Can you reproduce the data beneath, keeping every line exact?

◆ ◆ ◆ ◆

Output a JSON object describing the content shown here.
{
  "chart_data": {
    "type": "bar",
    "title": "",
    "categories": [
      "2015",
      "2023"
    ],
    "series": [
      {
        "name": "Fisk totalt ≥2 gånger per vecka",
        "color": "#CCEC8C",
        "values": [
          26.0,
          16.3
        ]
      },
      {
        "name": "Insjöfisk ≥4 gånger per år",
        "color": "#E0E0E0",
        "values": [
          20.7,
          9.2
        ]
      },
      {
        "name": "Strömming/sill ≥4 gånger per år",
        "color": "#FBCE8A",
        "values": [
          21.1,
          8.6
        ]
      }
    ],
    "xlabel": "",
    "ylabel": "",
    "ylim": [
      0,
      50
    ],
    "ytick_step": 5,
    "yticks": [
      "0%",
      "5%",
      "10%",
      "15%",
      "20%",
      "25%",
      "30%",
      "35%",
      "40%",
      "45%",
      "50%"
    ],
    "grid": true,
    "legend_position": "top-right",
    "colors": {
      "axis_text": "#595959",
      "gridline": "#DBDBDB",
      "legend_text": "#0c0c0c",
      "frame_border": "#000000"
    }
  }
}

◆ ◆ ◆ ◆

:: RESULT OF THE EXERCISE ::
Output a JSON object describing the content shown here.
{
  "chart_data": {
    "type": "bar",
    "title": "",
    "categories": [
      "2015",
      "2023"
    ],
    "series": [
      {
        "name": "Fisk totalt ≥2 gånger per vecka",
        "color": "#CCEC8C",
        "values": [
          26.0,
          16.3
        ]
      },
      {
        "name": "Insjöfisk ≥4 gånger per år",
        "color": "#E0E0E0",
        "values": [
          20.7,
          9.2
        ]
      },
      {
        "name": "Strömming/sill ≥4 gånger per år",
        "color": "#FBCE8A",
        "values": [
          21.1,
          8.6
        ]
      }
    ],
    "xlabel": "",
    "ylabel": "",
    "ylim": [
      0,
      50
    ],
    "ytick_step": 5,
    "yticks": [
      "0%",
      "5%",
      "10%",
      "15%",
      "20%",
      "25%",
      "30%",
      "35%",
      "40%",
      "45%",
      "50%"
    ],
    "grid": true,
    "legend_position": "top-right",
    "colors": {
      "axis_text": "#595959",
      "gridline": "#DBDBDB",
      "legend_text": "#0c0c0c",
      "frame_border": "#000000"
    }
  }
}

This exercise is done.